### The exercise
Transcribe the listing verbatim. Do not carry over any pictures.

Extracts from a graphics dataset
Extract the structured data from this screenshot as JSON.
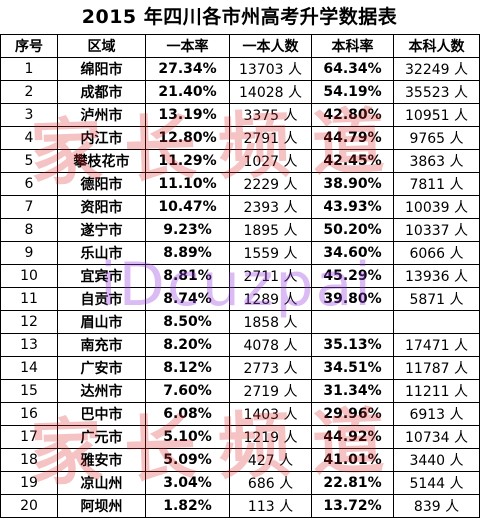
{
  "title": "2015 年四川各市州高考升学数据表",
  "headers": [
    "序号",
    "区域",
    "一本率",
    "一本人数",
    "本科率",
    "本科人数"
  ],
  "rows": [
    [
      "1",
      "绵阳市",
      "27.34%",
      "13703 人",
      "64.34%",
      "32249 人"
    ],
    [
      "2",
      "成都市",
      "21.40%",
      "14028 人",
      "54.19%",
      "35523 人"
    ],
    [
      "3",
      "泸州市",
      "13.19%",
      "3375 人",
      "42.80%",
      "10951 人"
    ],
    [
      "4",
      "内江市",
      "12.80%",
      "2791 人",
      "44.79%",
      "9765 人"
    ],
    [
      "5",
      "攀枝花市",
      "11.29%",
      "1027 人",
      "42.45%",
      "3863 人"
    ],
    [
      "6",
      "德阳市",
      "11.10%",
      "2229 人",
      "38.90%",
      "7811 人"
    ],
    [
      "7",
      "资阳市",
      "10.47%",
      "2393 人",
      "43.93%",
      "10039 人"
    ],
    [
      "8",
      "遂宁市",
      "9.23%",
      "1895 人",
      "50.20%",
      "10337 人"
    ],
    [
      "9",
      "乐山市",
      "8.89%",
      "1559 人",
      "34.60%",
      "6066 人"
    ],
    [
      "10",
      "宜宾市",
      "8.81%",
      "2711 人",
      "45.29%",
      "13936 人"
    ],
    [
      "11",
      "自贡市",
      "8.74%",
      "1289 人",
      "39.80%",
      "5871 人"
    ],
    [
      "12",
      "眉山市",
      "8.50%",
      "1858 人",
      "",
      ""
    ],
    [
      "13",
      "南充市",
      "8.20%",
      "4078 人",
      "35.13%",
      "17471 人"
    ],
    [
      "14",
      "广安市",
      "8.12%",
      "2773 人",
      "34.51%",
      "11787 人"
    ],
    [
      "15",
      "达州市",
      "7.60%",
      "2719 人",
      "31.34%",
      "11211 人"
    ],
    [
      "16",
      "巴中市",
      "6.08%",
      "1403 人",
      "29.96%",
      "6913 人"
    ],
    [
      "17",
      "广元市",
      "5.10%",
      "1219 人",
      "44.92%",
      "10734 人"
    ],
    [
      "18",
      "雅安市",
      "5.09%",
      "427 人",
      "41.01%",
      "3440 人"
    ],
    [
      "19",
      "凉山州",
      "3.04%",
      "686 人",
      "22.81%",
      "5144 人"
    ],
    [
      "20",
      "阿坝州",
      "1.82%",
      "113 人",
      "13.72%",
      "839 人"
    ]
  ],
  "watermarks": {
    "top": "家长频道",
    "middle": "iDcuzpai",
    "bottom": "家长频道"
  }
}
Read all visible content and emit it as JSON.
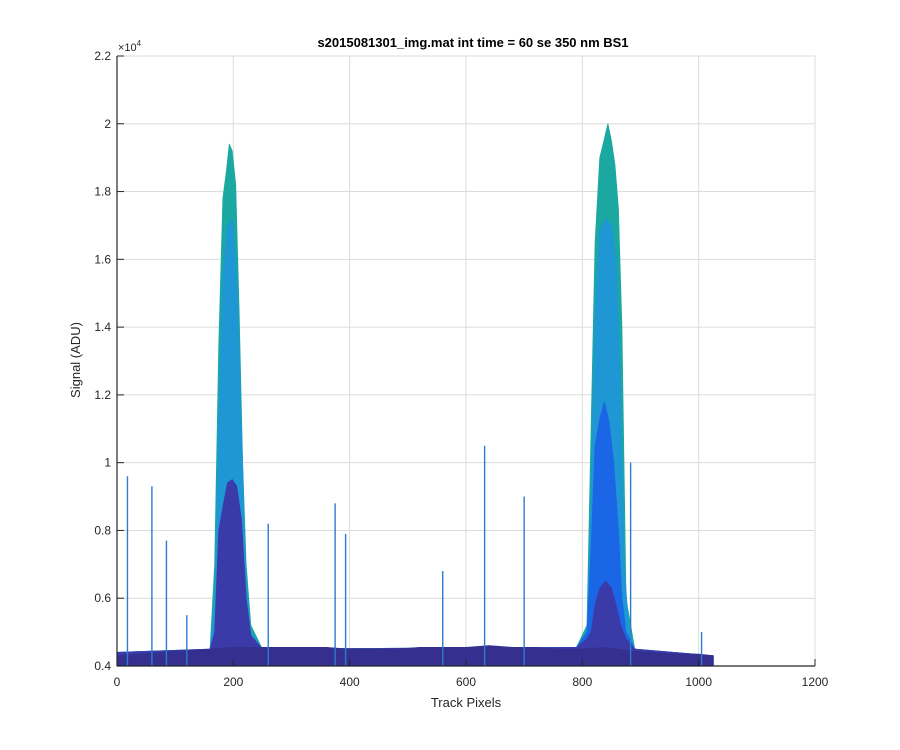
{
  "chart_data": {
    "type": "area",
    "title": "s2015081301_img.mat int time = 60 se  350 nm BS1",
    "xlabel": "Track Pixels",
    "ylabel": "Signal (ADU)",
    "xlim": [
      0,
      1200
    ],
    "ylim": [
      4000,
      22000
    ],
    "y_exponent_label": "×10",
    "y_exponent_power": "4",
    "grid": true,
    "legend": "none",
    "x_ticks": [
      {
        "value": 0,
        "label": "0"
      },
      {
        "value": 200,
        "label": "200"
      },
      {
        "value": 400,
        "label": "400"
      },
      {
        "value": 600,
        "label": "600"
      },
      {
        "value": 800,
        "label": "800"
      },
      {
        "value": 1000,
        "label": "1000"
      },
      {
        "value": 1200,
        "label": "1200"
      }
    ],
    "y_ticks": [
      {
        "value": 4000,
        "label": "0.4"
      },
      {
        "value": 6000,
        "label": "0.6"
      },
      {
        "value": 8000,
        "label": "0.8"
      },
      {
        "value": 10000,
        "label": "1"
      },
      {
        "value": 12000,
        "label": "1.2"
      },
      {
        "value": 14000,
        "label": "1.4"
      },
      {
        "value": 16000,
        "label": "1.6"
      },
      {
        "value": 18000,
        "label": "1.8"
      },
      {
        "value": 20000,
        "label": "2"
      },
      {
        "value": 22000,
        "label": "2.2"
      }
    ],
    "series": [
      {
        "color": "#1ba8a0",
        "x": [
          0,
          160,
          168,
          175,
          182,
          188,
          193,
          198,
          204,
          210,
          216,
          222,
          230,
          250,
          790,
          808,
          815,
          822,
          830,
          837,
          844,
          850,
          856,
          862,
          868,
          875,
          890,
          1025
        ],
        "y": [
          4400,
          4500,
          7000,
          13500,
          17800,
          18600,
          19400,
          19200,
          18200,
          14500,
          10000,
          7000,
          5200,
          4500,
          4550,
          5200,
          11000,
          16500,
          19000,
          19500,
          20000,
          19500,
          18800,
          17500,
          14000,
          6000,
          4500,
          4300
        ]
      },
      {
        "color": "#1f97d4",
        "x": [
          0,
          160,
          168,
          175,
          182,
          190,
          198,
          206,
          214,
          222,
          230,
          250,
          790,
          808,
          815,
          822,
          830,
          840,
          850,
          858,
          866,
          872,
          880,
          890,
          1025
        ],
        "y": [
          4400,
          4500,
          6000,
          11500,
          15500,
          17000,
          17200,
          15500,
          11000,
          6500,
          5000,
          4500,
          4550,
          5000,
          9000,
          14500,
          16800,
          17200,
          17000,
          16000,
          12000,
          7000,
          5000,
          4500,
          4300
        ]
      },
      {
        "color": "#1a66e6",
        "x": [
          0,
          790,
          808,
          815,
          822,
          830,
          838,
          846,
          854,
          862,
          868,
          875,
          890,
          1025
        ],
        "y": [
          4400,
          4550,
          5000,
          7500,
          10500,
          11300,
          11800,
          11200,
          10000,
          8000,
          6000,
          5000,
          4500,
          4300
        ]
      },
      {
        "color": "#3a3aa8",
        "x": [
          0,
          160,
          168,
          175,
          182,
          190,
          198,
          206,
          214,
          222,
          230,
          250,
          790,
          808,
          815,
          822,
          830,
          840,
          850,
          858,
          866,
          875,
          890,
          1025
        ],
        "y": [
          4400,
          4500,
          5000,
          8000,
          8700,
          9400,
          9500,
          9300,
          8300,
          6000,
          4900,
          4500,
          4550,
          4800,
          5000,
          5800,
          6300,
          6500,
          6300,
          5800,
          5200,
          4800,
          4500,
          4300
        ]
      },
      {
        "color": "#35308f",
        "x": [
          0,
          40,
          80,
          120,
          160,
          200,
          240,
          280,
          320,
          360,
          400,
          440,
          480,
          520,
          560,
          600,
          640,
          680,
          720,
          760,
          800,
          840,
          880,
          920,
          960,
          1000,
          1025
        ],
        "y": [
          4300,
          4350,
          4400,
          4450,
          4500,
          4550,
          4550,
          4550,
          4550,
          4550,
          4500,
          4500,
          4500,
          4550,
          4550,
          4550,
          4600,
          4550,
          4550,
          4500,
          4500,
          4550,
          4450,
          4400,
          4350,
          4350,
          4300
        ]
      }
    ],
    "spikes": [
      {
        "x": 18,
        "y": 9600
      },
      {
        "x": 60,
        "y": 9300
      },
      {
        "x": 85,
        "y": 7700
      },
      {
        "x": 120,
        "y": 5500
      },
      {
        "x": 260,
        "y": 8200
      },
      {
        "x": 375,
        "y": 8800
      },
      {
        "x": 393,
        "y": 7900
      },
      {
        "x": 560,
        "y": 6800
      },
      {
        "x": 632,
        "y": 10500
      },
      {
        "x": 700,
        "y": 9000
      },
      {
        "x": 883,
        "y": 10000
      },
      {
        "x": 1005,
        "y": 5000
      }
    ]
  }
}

### Answer to this task
Extract the structured data from this screenshot as JSON.
{
  "title": "2015 年四川各市州高考升学数据表",
  "headers": [
    "序号",
    "区域",
    "一本率",
    "一本人数",
    "本科率",
    "本科人数"
  ],
  "rows": [
    [
      "1",
      "绵阳市",
      "27.34%",
      "13703 人",
      "64.34%",
      "32249 人"
    ],
    [
      "2",
      "成都市",
      "21.40%",
      "14028 人",
      "54.19%",
      "35523 人"
    ],
    [
      "3",
      "泸州市",
      "13.19%",
      "3375 人",
      "42.80%",
      "10951 人"
    ],
    [
      "4",
      "内江市",
      "12.80%",
      "2791 人",
      "44.79%",
      "9765 人"
    ],
    [
      "5",
      "攀枝花市",
      "11.29%",
      "1027 人",
      "42.45%",
      "3863 人"
    ],
    [
      "6",
      "德阳市",
      "11.10%",
      "2229 人",
      "38.90%",
      "7811 人"
    ],
    [
      "7",
      "资阳市",
      "10.47%",
      "2393 人",
      "43.93%",
      "10039 人"
    ],
    [
      "8",
      "遂宁市",
      "9.23%",
      "1895 人",
      "50.20%",
      "10337 人"
    ],
    [
      "9",
      "乐山市",
      "8.89%",
      "1559 人",
      "34.60%",
      "6066 人"
    ],
    [
      "10",
      "宜宾市",
      "8.81%",
      "2711 人",
      "45.29%",
      "13936 人"
    ],
    [
      "11",
      "自贡市",
      "8.74%",
      "1289 人",
      "39.80%",
      "5871 人"
    ],
    [
      "12",
      "眉山市",
      "8.50%",
      "1858 人",
      "",
      ""
    ],
    [
      "13",
      "南充市",
      "8.20%",
      "4078 人",
      "35.13%",
      "17471 人"
    ],
    [
      "14",
      "广安市",
      "8.12%",
      "2773 人",
      "34.51%",
      "11787 人"
    ],
    [
      "15",
      "达州市",
      "7.60%",
      "2719 人",
      "31.34%",
      "11211 人"
    ],
    [
      "16",
      "巴中市",
      "6.08%",
      "1403 人",
      "29.96%",
      "6913 人"
    ],
    [
      "17",
      "广元市",
      "5.10%",
      "1219 人",
      "44.92%",
      "10734 人"
    ],
    [
      "18",
      "雅安市",
      "5.09%",
      "427 人",
      "41.01%",
      "3440 人"
    ],
    [
      "19",
      "凉山州",
      "3.04%",
      "686 人",
      "22.81%",
      "5144 人"
    ],
    [
      "20",
      "阿坝州",
      "1.82%",
      "113 人",
      "13.72%",
      "839 人"
    ]
  ],
  "watermarks": {
    "top": "家长频道",
    "middle": "iDcuzpai",
    "bottom": "家长频道"
  }
}
Read all visible content and emit it as JSON.
{
  "chart_data": {
    "type": "area",
    "title": "s2015081301_img.mat int time = 60 se  350 nm BS1",
    "xlabel": "Track Pixels",
    "ylabel": "Signal (ADU)",
    "xlim": [
      0,
      1200
    ],
    "ylim": [
      4000,
      22000
    ],
    "y_exponent_label": "×10",
    "y_exponent_power": "4",
    "grid": true,
    "legend": "none",
    "x_ticks": [
      {
        "value": 0,
        "label": "0"
      },
      {
        "value": 200,
        "label": "200"
      },
      {
        "value": 400,
        "label": "400"
      },
      {
        "value": 600,
        "label": "600"
      },
      {
        "value": 800,
        "label": "800"
      },
      {
        "value": 1000,
        "label": "1000"
      },
      {
        "value": 1200,
        "label": "1200"
      }
    ],
    "y_ticks": [
      {
        "value": 4000,
        "label": "0.4"
      },
      {
        "value": 6000,
        "label": "0.6"
      },
      {
        "value": 8000,
        "label": "0.8"
      },
      {
        "value": 10000,
        "label": "1"
      },
      {
        "value": 12000,
        "label": "1.2"
      },
      {
        "value": 14000,
        "label": "1.4"
      },
      {
        "value": 16000,
        "label": "1.6"
      },
      {
        "value": 18000,
        "label": "1.8"
      },
      {
        "value": 20000,
        "label": "2"
      },
      {
        "value": 22000,
        "label": "2.2"
      }
    ],
    "series": [
      {
        "color": "#1ba8a0",
        "x": [
          0,
          160,
          168,
          175,
          182,
          188,
          193,
          198,
          204,
          210,
          216,
          222,
          230,
          250,
          790,
          808,
          815,
          822,
          830,
          837,
          844,
          850,
          856,
          862,
          868,
          875,
          890,
          1025
        ],
        "y": [
          4400,
          4500,
          7000,
          13500,
          17800,
          18600,
          19400,
          19200,
          18200,
          14500,
          10000,
          7000,
          5200,
          4500,
          4550,
          5200,
          11000,
          16500,
          19000,
          19500,
          20000,
          19500,
          18800,
          17500,
          14000,
          6000,
          4500,
          4300
        ]
      },
      {
        "color": "#1f97d4",
        "x": [
          0,
          160,
          168,
          175,
          182,
          190,
          198,
          206,
          214,
          222,
          230,
          250,
          790,
          808,
          815,
          822,
          830,
          840,
          850,
          858,
          866,
          872,
          880,
          890,
          1025
        ],
        "y": [
          4400,
          4500,
          6000,
          11500,
          15500,
          17000,
          17200,
          15500,
          11000,
          6500,
          5000,
          4500,
          4550,
          5000,
          9000,
          14500,
          16800,
          17200,
          17000,
          16000,
          12000,
          7000,
          5000,
          4500,
          4300
        ]
      },
      {
        "color": "#1a66e6",
        "x": [
          0,
          790,
          808,
          815,
          822,
          830,
          838,
          846,
          854,
          862,
          868,
          875,
          890,
          1025
        ],
        "y": [
          4400,
          4550,
          5000,
          7500,
          10500,
          11300,
          11800,
          11200,
          10000,
          8000,
          6000,
          5000,
          4500,
          4300
        ]
      },
      {
        "color": "#3a3aa8",
        "x": [
          0,
          160,
          168,
          175,
          182,
          190,
          198,
          206,
          214,
          222,
          230,
          250,
          790,
          808,
          815,
          822,
          830,
          840,
          850,
          858,
          866,
          875,
          890,
          1025
        ],
        "y": [
          4400,
          4500,
          5000,
          8000,
          8700,
          9400,
          9500,
          9300,
          8300,
          6000,
          4900,
          4500,
          4550,
          4800,
          5000,
          5800,
          6300,
          6500,
          6300,
          5800,
          5200,
          4800,
          4500,
          4300
        ]
      },
      {
        "color": "#35308f",
        "x": [
          0,
          40,
          80,
          120,
          160,
          200,
          240,
          280,
          320,
          360,
          400,
          440,
          480,
          520,
          560,
          600,
          640,
          680,
          720,
          760,
          800,
          840,
          880,
          920,
          960,
          1000,
          1025
        ],
        "y": [
          4300,
          4350,
          4400,
          4450,
          4500,
          4550,
          4550,
          4550,
          4550,
          4550,
          4500,
          4500,
          4500,
          4550,
          4550,
          4550,
          4600,
          4550,
          4550,
          4500,
          4500,
          4550,
          4450,
          4400,
          4350,
          4350,
          4300
        ]
      }
    ],
    "spikes": [
      {
        "x": 18,
        "y": 9600
      },
      {
        "x": 60,
        "y": 9300
      },
      {
        "x": 85,
        "y": 7700
      },
      {
        "x": 120,
        "y": 5500
      },
      {
        "x": 260,
        "y": 8200
      },
      {
        "x": 375,
        "y": 8800
      },
      {
        "x": 393,
        "y": 7900
      },
      {
        "x": 560,
        "y": 6800
      },
      {
        "x": 632,
        "y": 10500
      },
      {
        "x": 700,
        "y": 9000
      },
      {
        "x": 883,
        "y": 10000
      },
      {
        "x": 1005,
        "y": 5000
      }
    ]
  }
}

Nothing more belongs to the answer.